* START MATERIAL SUPPLIED *
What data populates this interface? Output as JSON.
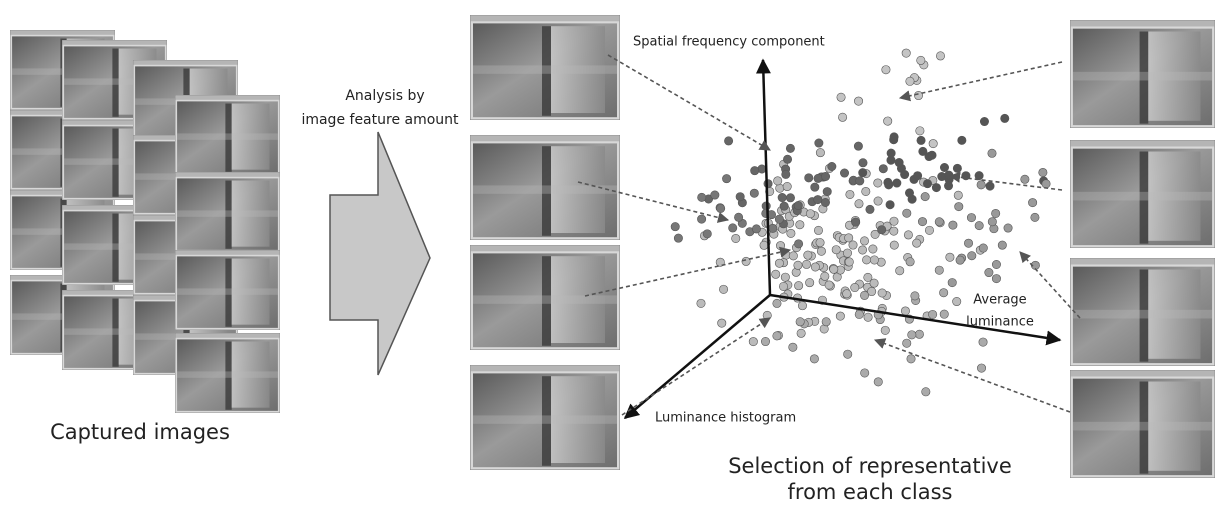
{
  "left": {
    "caption": "Captured images"
  },
  "arrow": {
    "lines": [
      "Analysis by",
      "image feature amount"
    ]
  },
  "plot": {
    "y_axis": "Spatial frequency component",
    "x_axis": [
      "Average",
      "luminance"
    ],
    "z_axis": "Luminance histogram"
  },
  "right": {
    "caption": [
      "Selection of representative",
      "from each class"
    ]
  }
}
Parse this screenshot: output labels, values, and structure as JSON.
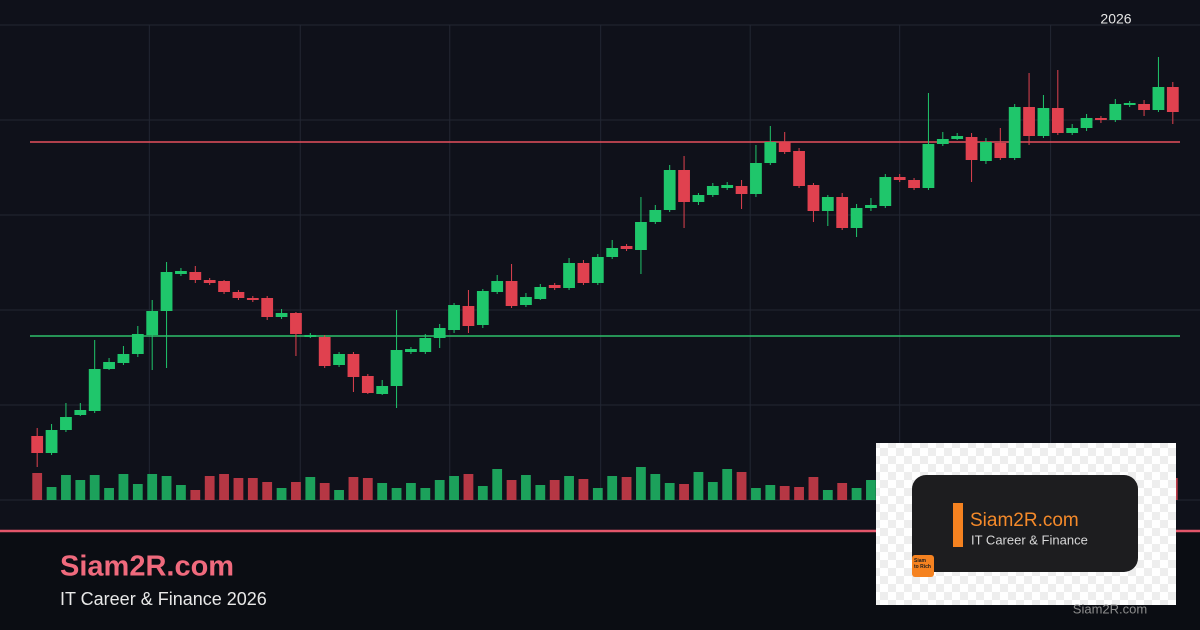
{
  "chart_data": {
    "type": "candlestick",
    "year_label": "2026",
    "open": [
      64,
      47,
      70,
      85,
      89,
      131,
      137,
      146,
      165,
      189,
      226,
      228,
      220,
      219,
      208,
      202,
      202,
      183,
      187,
      163,
      163,
      135,
      146,
      124,
      106,
      114,
      148,
      148,
      162,
      170,
      194,
      175,
      208,
      219,
      195,
      201,
      215,
      212,
      237,
      217,
      243,
      254,
      250,
      278,
      290,
      330,
      298,
      305,
      312,
      314,
      306,
      337,
      358,
      349,
      315,
      289,
      303,
      272,
      292,
      294,
      323,
      320,
      312,
      356,
      361,
      363,
      339,
      357,
      342,
      393,
      364,
      392,
      367,
      372,
      382,
      380,
      395,
      396,
      390,
      413
    ],
    "high": [
      72,
      76,
      97,
      97,
      160,
      142,
      154,
      174,
      200,
      238,
      232,
      234,
      222,
      220,
      210,
      204,
      204,
      191,
      188,
      167,
      165,
      148,
      148,
      126,
      120,
      190,
      153,
      166,
      176,
      197,
      210,
      211,
      225,
      236,
      207,
      216,
      217,
      242,
      240,
      246,
      260,
      256,
      303,
      295,
      335,
      344,
      307,
      317,
      318,
      320,
      355,
      374,
      368,
      352,
      317,
      305,
      307,
      296,
      302,
      326,
      326,
      322,
      407,
      368,
      367,
      367,
      362,
      372,
      396,
      427,
      405,
      430,
      376,
      386,
      384,
      401,
      399,
      400,
      443,
      418
    ],
    "low": [
      33,
      45,
      68,
      84,
      87,
      130,
      135,
      143,
      130,
      132,
      224,
      217,
      215,
      206,
      200,
      198,
      180,
      181,
      144,
      162,
      132,
      133,
      108,
      106,
      105,
      92,
      146,
      146,
      152,
      167,
      167,
      172,
      206,
      192,
      193,
      200,
      210,
      210,
      215,
      215,
      241,
      249,
      226,
      276,
      288,
      272,
      295,
      303,
      310,
      291,
      303,
      335,
      346,
      312,
      278,
      274,
      270,
      263,
      289,
      292,
      318,
      310,
      310,
      354,
      360,
      318,
      336,
      340,
      340,
      355,
      362,
      365,
      365,
      369,
      377,
      378,
      393,
      384,
      388,
      376
    ],
    "close": [
      47,
      70,
      83,
      90,
      131,
      138,
      146,
      166,
      189,
      228,
      229,
      220,
      217,
      208,
      202,
      200,
      183,
      187,
      166,
      165,
      134,
      146,
      123,
      107,
      114,
      150,
      151,
      162,
      172,
      195,
      174,
      209,
      219,
      194,
      203,
      213,
      212,
      237,
      217,
      243,
      252,
      251,
      278,
      290,
      330,
      298,
      305,
      314,
      315,
      306,
      337,
      358,
      348,
      314,
      289,
      303,
      272,
      292,
      295,
      323,
      320,
      312,
      356,
      361,
      364,
      340,
      358,
      342,
      393,
      364,
      392,
      367,
      372,
      382,
      380,
      396,
      397,
      390,
      413,
      388
    ],
    "volume": [
      27,
      13,
      25,
      20,
      25,
      12,
      26,
      16,
      26,
      24,
      15,
      10,
      24,
      26,
      22,
      22,
      18,
      12,
      18,
      23,
      17,
      10,
      23,
      22,
      17,
      12,
      17,
      12,
      20,
      24,
      26,
      14,
      31,
      20,
      25,
      15,
      20,
      24,
      21,
      12,
      24,
      23,
      33,
      26,
      17,
      16,
      28,
      18,
      31,
      28,
      12,
      15,
      14,
      13,
      23,
      10,
      17,
      12,
      20,
      null,
      null,
      null,
      null,
      null,
      null,
      null,
      null,
      null,
      null,
      null,
      null,
      null,
      null,
      null,
      null,
      null,
      null,
      null,
      null,
      22
    ],
    "up_color": "#1fc66b",
    "down_color": "#e0414f",
    "resistance": 358,
    "resistance_color": "#e5505c",
    "support": 164,
    "support_color": "#2fbf6a",
    "xlim": [
      0,
      80
    ],
    "xticks": [
      8.3,
      18.8,
      29.2,
      39.7,
      50.1,
      60.5,
      71
    ],
    "ylim": [
      0,
      475
    ],
    "yticks": [
      0,
      95,
      190,
      285,
      380,
      475
    ],
    "volume_lim": [
      0,
      100
    ],
    "grid": true
  },
  "footer": {
    "title": "Siam2R.com",
    "subtitle": "IT Career & Finance 2026",
    "watermark": "Siam2R.com"
  },
  "logo": {
    "title": "Siam2R.com",
    "subtitle": "IT Career & Finance",
    "badge": "Siam to Rich"
  }
}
* END MATERIAL SUPPLIED *
STATED PROBLEM:
Quote everything in the listing above exactly; pictures are the only thing to omit.

ANSWER TO THE PROBLEM:
What data populates this interface? Output as JSON.
{
  "left": {
    "caption": "Captured images"
  },
  "arrow": {
    "lines": [
      "Analysis by",
      "image feature amount"
    ]
  },
  "plot": {
    "y_axis": "Spatial frequency component",
    "x_axis": [
      "Average",
      "luminance"
    ],
    "z_axis": "Luminance histogram"
  },
  "right": {
    "caption": [
      "Selection of representative",
      "from each class"
    ]
  }
}
Parse this screenshot: output labels, values, and structure as JSON.
{
  "chart_data": {
    "type": "candlestick",
    "year_label": "2026",
    "open": [
      64,
      47,
      70,
      85,
      89,
      131,
      137,
      146,
      165,
      189,
      226,
      228,
      220,
      219,
      208,
      202,
      202,
      183,
      187,
      163,
      163,
      135,
      146,
      124,
      106,
      114,
      148,
      148,
      162,
      170,
      194,
      175,
      208,
      219,
      195,
      201,
      215,
      212,
      237,
      217,
      243,
      254,
      250,
      278,
      290,
      330,
      298,
      305,
      312,
      314,
      306,
      337,
      358,
      349,
      315,
      289,
      303,
      272,
      292,
      294,
      323,
      320,
      312,
      356,
      361,
      363,
      339,
      357,
      342,
      393,
      364,
      392,
      367,
      372,
      382,
      380,
      395,
      396,
      390,
      413
    ],
    "high": [
      72,
      76,
      97,
      97,
      160,
      142,
      154,
      174,
      200,
      238,
      232,
      234,
      222,
      220,
      210,
      204,
      204,
      191,
      188,
      167,
      165,
      148,
      148,
      126,
      120,
      190,
      153,
      166,
      176,
      197,
      210,
      211,
      225,
      236,
      207,
      216,
      217,
      242,
      240,
      246,
      260,
      256,
      303,
      295,
      335,
      344,
      307,
      317,
      318,
      320,
      355,
      374,
      368,
      352,
      317,
      305,
      307,
      296,
      302,
      326,
      326,
      322,
      407,
      368,
      367,
      367,
      362,
      372,
      396,
      427,
      405,
      430,
      376,
      386,
      384,
      401,
      399,
      400,
      443,
      418
    ],
    "low": [
      33,
      45,
      68,
      84,
      87,
      130,
      135,
      143,
      130,
      132,
      224,
      217,
      215,
      206,
      200,
      198,
      180,
      181,
      144,
      162,
      132,
      133,
      108,
      106,
      105,
      92,
      146,
      146,
      152,
      167,
      167,
      172,
      206,
      192,
      193,
      200,
      210,
      210,
      215,
      215,
      241,
      249,
      226,
      276,
      288,
      272,
      295,
      303,
      310,
      291,
      303,
      335,
      346,
      312,
      278,
      274,
      270,
      263,
      289,
      292,
      318,
      310,
      310,
      354,
      360,
      318,
      336,
      340,
      340,
      355,
      362,
      365,
      365,
      369,
      377,
      378,
      393,
      384,
      388,
      376
    ],
    "close": [
      47,
      70,
      83,
      90,
      131,
      138,
      146,
      166,
      189,
      228,
      229,
      220,
      217,
      208,
      202,
      200,
      183,
      187,
      166,
      165,
      134,
      146,
      123,
      107,
      114,
      150,
      151,
      162,
      172,
      195,
      174,
      209,
      219,
      194,
      203,
      213,
      212,
      237,
      217,
      243,
      252,
      251,
      278,
      290,
      330,
      298,
      305,
      314,
      315,
      306,
      337,
      358,
      348,
      314,
      289,
      303,
      272,
      292,
      295,
      323,
      320,
      312,
      356,
      361,
      364,
      340,
      358,
      342,
      393,
      364,
      392,
      367,
      372,
      382,
      380,
      396,
      397,
      390,
      413,
      388
    ],
    "volume": [
      27,
      13,
      25,
      20,
      25,
      12,
      26,
      16,
      26,
      24,
      15,
      10,
      24,
      26,
      22,
      22,
      18,
      12,
      18,
      23,
      17,
      10,
      23,
      22,
      17,
      12,
      17,
      12,
      20,
      24,
      26,
      14,
      31,
      20,
      25,
      15,
      20,
      24,
      21,
      12,
      24,
      23,
      33,
      26,
      17,
      16,
      28,
      18,
      31,
      28,
      12,
      15,
      14,
      13,
      23,
      10,
      17,
      12,
      20,
      null,
      null,
      null,
      null,
      null,
      null,
      null,
      null,
      null,
      null,
      null,
      null,
      null,
      null,
      null,
      null,
      null,
      null,
      null,
      null,
      22
    ],
    "up_color": "#1fc66b",
    "down_color": "#e0414f",
    "resistance": 358,
    "resistance_color": "#e5505c",
    "support": 164,
    "support_color": "#2fbf6a",
    "xlim": [
      0,
      80
    ],
    "xticks": [
      8.3,
      18.8,
      29.2,
      39.7,
      50.1,
      60.5,
      71
    ],
    "ylim": [
      0,
      475
    ],
    "yticks": [
      0,
      95,
      190,
      285,
      380,
      475
    ],
    "volume_lim": [
      0,
      100
    ],
    "grid": true
  },
  "footer": {
    "title": "Siam2R.com",
    "subtitle": "IT Career & Finance 2026",
    "watermark": "Siam2R.com"
  },
  "logo": {
    "title": "Siam2R.com",
    "subtitle": "IT Career & Finance",
    "badge": "Siam to Rich"
  }
}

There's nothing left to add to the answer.